### What needs to be done
Reproduce the entire listing word for word.
* * *
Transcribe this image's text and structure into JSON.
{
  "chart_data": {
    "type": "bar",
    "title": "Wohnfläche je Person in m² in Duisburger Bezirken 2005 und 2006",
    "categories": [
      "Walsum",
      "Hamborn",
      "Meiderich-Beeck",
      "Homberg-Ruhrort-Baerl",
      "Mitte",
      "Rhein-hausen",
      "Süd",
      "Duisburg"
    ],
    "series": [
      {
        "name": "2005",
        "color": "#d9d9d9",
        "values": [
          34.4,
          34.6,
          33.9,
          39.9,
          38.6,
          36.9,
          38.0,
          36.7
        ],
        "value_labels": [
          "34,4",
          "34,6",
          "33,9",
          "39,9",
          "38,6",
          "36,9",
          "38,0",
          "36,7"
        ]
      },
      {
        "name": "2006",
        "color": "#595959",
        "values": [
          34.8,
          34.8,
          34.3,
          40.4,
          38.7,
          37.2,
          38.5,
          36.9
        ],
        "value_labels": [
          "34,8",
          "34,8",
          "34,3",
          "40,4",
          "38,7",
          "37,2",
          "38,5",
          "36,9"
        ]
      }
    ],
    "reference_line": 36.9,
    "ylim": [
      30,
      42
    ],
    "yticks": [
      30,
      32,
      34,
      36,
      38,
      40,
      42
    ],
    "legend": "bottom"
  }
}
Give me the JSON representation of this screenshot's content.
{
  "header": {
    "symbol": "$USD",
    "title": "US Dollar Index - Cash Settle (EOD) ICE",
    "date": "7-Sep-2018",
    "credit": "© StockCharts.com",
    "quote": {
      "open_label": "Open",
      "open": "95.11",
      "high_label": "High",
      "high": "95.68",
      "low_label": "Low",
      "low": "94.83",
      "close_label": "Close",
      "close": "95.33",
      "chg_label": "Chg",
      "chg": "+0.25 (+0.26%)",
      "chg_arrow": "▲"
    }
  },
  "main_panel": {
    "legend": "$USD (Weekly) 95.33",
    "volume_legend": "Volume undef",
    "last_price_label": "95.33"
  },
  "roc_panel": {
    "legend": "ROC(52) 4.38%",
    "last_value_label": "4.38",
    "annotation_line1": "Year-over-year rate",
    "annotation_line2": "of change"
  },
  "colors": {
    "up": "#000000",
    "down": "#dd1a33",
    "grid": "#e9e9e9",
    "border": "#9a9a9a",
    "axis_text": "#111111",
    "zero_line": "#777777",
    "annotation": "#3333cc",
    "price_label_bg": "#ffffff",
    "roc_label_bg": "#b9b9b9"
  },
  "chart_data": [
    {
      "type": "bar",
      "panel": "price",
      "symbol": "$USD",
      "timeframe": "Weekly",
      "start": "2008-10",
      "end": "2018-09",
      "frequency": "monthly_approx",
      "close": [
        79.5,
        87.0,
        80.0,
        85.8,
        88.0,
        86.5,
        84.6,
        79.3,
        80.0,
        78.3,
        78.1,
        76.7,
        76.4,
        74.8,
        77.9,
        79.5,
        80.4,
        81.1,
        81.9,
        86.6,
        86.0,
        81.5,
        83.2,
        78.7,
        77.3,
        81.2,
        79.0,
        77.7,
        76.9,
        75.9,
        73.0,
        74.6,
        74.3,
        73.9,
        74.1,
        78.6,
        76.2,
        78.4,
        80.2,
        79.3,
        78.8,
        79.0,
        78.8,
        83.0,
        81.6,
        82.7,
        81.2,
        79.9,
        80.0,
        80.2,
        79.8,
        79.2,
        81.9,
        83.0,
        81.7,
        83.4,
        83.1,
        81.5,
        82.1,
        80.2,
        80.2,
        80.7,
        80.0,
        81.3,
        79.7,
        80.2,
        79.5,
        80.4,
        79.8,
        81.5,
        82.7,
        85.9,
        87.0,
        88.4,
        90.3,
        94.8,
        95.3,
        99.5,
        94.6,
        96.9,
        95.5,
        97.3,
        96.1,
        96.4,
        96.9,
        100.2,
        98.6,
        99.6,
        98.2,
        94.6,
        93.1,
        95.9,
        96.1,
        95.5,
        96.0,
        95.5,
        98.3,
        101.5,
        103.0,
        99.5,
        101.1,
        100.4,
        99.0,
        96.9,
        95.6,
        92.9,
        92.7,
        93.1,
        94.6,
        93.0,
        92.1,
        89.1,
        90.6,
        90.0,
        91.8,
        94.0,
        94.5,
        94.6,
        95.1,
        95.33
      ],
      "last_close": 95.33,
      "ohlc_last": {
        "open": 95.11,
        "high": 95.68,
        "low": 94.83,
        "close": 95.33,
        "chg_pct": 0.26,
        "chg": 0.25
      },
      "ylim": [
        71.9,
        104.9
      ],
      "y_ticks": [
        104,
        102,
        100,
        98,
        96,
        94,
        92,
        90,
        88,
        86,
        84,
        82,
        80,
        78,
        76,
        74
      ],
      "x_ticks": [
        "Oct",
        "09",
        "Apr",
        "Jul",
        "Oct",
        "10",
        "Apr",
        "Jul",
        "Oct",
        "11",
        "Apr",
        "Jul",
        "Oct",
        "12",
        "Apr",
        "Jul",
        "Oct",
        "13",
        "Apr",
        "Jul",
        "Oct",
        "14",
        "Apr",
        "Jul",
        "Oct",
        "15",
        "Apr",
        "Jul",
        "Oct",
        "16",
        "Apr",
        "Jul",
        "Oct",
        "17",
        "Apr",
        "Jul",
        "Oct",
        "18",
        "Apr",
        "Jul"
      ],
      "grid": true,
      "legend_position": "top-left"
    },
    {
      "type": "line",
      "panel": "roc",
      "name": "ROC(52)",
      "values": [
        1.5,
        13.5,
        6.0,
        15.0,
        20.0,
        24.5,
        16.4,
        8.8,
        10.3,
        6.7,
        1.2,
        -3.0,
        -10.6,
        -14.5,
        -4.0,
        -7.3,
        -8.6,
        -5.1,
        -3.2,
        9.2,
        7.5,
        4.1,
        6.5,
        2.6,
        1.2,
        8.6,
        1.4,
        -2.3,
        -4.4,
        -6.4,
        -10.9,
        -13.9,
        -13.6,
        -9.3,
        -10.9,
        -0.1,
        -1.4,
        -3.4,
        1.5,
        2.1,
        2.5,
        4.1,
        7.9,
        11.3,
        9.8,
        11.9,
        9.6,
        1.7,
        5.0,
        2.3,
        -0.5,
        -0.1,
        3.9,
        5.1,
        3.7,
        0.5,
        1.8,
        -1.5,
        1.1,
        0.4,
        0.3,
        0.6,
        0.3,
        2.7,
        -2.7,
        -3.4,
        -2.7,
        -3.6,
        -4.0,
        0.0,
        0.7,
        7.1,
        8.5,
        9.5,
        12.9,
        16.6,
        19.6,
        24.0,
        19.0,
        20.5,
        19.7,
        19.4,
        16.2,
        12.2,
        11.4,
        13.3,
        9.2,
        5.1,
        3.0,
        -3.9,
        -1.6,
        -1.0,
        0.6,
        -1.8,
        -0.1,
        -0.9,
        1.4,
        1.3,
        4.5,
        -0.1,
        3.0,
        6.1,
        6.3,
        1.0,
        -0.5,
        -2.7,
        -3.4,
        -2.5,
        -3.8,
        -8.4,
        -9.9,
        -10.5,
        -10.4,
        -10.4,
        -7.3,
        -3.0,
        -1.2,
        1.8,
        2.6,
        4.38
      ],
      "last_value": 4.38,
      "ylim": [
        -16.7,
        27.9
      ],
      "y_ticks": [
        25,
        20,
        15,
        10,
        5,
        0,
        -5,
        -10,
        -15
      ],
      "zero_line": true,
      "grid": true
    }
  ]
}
* * *
### Task response
Transcribe this image's text and structure into JSON.
{
  "chart_data": {
    "type": "bar",
    "title": "Wohnfläche je Person in m² in Duisburger Bezirken 2005 und 2006",
    "categories": [
      "Walsum",
      "Hamborn",
      "Meiderich-Beeck",
      "Homberg-Ruhrort-Baerl",
      "Mitte",
      "Rhein-hausen",
      "Süd",
      "Duisburg"
    ],
    "series": [
      {
        "name": "2005",
        "color": "#d9d9d9",
        "values": [
          34.4,
          34.6,
          33.9,
          39.9,
          38.6,
          36.9,
          38.0,
          36.7
        ],
        "value_labels": [
          "34,4",
          "34,6",
          "33,9",
          "39,9",
          "38,6",
          "36,9",
          "38,0",
          "36,7"
        ]
      },
      {
        "name": "2006",
        "color": "#595959",
        "values": [
          34.8,
          34.8,
          34.3,
          40.4,
          38.7,
          37.2,
          38.5,
          36.9
        ],
        "value_labels": [
          "34,8",
          "34,8",
          "34,3",
          "40,4",
          "38,7",
          "37,2",
          "38,5",
          "36,9"
        ]
      }
    ],
    "reference_line": 36.9,
    "ylim": [
      30,
      42
    ],
    "yticks": [
      30,
      32,
      34,
      36,
      38,
      40,
      42
    ],
    "legend": "bottom"
  }
}
Give me the JSON representation of this screenshot's content.
{
  "header": {
    "symbol": "$USD",
    "title": "US Dollar Index - Cash Settle (EOD) ICE",
    "date": "7-Sep-2018",
    "credit": "© StockCharts.com",
    "quote": {
      "open_label": "Open",
      "open": "95.11",
      "high_label": "High",
      "high": "95.68",
      "low_label": "Low",
      "low": "94.83",
      "close_label": "Close",
      "close": "95.33",
      "chg_label": "Chg",
      "chg": "+0.25 (+0.26%)",
      "chg_arrow": "▲"
    }
  },
  "main_panel": {
    "legend": "$USD (Weekly) 95.33",
    "volume_legend": "Volume undef",
    "last_price_label": "95.33"
  },
  "roc_panel": {
    "legend": "ROC(52) 4.38%",
    "last_value_label": "4.38",
    "annotation_line1": "Year-over-year rate",
    "annotation_line2": "of change"
  },
  "colors": {
    "up": "#000000",
    "down": "#dd1a33",
    "grid": "#e9e9e9",
    "border": "#9a9a9a",
    "axis_text": "#111111",
    "zero_line": "#777777",
    "annotation": "#3333cc",
    "price_label_bg": "#ffffff",
    "roc_label_bg": "#b9b9b9"
  },
  "chart_data": [
    {
      "type": "bar",
      "panel": "price",
      "symbol": "$USD",
      "timeframe": "Weekly",
      "start": "2008-10",
      "end": "2018-09",
      "frequency": "monthly_approx",
      "close": [
        79.5,
        87.0,
        80.0,
        85.8,
        88.0,
        86.5,
        84.6,
        79.3,
        80.0,
        78.3,
        78.1,
        76.7,
        76.4,
        74.8,
        77.9,
        79.5,
        80.4,
        81.1,
        81.9,
        86.6,
        86.0,
        81.5,
        83.2,
        78.7,
        77.3,
        81.2,
        79.0,
        77.7,
        76.9,
        75.9,
        73.0,
        74.6,
        74.3,
        73.9,
        74.1,
        78.6,
        76.2,
        78.4,
        80.2,
        79.3,
        78.8,
        79.0,
        78.8,
        83.0,
        81.6,
        82.7,
        81.2,
        79.9,
        80.0,
        80.2,
        79.8,
        79.2,
        81.9,
        83.0,
        81.7,
        83.4,
        83.1,
        81.5,
        82.1,
        80.2,
        80.2,
        80.7,
        80.0,
        81.3,
        79.7,
        80.2,
        79.5,
        80.4,
        79.8,
        81.5,
        82.7,
        85.9,
        87.0,
        88.4,
        90.3,
        94.8,
        95.3,
        99.5,
        94.6,
        96.9,
        95.5,
        97.3,
        96.1,
        96.4,
        96.9,
        100.2,
        98.6,
        99.6,
        98.2,
        94.6,
        93.1,
        95.9,
        96.1,
        95.5,
        96.0,
        95.5,
        98.3,
        101.5,
        103.0,
        99.5,
        101.1,
        100.4,
        99.0,
        96.9,
        95.6,
        92.9,
        92.7,
        93.1,
        94.6,
        93.0,
        92.1,
        89.1,
        90.6,
        90.0,
        91.8,
        94.0,
        94.5,
        94.6,
        95.1,
        95.33
      ],
      "last_close": 95.33,
      "ohlc_last": {
        "open": 95.11,
        "high": 95.68,
        "low": 94.83,
        "close": 95.33,
        "chg_pct": 0.26,
        "chg": 0.25
      },
      "ylim": [
        71.9,
        104.9
      ],
      "y_ticks": [
        104,
        102,
        100,
        98,
        96,
        94,
        92,
        90,
        88,
        86,
        84,
        82,
        80,
        78,
        76,
        74
      ],
      "x_ticks": [
        "Oct",
        "09",
        "Apr",
        "Jul",
        "Oct",
        "10",
        "Apr",
        "Jul",
        "Oct",
        "11",
        "Apr",
        "Jul",
        "Oct",
        "12",
        "Apr",
        "Jul",
        "Oct",
        "13",
        "Apr",
        "Jul",
        "Oct",
        "14",
        "Apr",
        "Jul",
        "Oct",
        "15",
        "Apr",
        "Jul",
        "Oct",
        "16",
        "Apr",
        "Jul",
        "Oct",
        "17",
        "Apr",
        "Jul",
        "Oct",
        "18",
        "Apr",
        "Jul"
      ],
      "grid": true,
      "legend_position": "top-left"
    },
    {
      "type": "line",
      "panel": "roc",
      "name": "ROC(52)",
      "values": [
        1.5,
        13.5,
        6.0,
        15.0,
        20.0,
        24.5,
        16.4,
        8.8,
        10.3,
        6.7,
        1.2,
        -3.0,
        -10.6,
        -14.5,
        -4.0,
        -7.3,
        -8.6,
        -5.1,
        -3.2,
        9.2,
        7.5,
        4.1,
        6.5,
        2.6,
        1.2,
        8.6,
        1.4,
        -2.3,
        -4.4,
        -6.4,
        -10.9,
        -13.9,
        -13.6,
        -9.3,
        -10.9,
        -0.1,
        -1.4,
        -3.4,
        1.5,
        2.1,
        2.5,
        4.1,
        7.9,
        11.3,
        9.8,
        11.9,
        9.6,
        1.7,
        5.0,
        2.3,
        -0.5,
        -0.1,
        3.9,
        5.1,
        3.7,
        0.5,
        1.8,
        -1.5,
        1.1,
        0.4,
        0.3,
        0.6,
        0.3,
        2.7,
        -2.7,
        -3.4,
        -2.7,
        -3.6,
        -4.0,
        0.0,
        0.7,
        7.1,
        8.5,
        9.5,
        12.9,
        16.6,
        19.6,
        24.0,
        19.0,
        20.5,
        19.7,
        19.4,
        16.2,
        12.2,
        11.4,
        13.3,
        9.2,
        5.1,
        3.0,
        -3.9,
        -1.6,
        -1.0,
        0.6,
        -1.8,
        -0.1,
        -0.9,
        1.4,
        1.3,
        4.5,
        -0.1,
        3.0,
        6.1,
        6.3,
        1.0,
        -0.5,
        -2.7,
        -3.4,
        -2.5,
        -3.8,
        -8.4,
        -9.9,
        -10.5,
        -10.4,
        -10.4,
        -7.3,
        -3.0,
        -1.2,
        1.8,
        2.6,
        4.38
      ],
      "last_value": 4.38,
      "ylim": [
        -16.7,
        27.9
      ],
      "y_ticks": [
        25,
        20,
        15,
        10,
        5,
        0,
        -5,
        -10,
        -15
      ],
      "zero_line": true,
      "grid": true
    }
  ]
}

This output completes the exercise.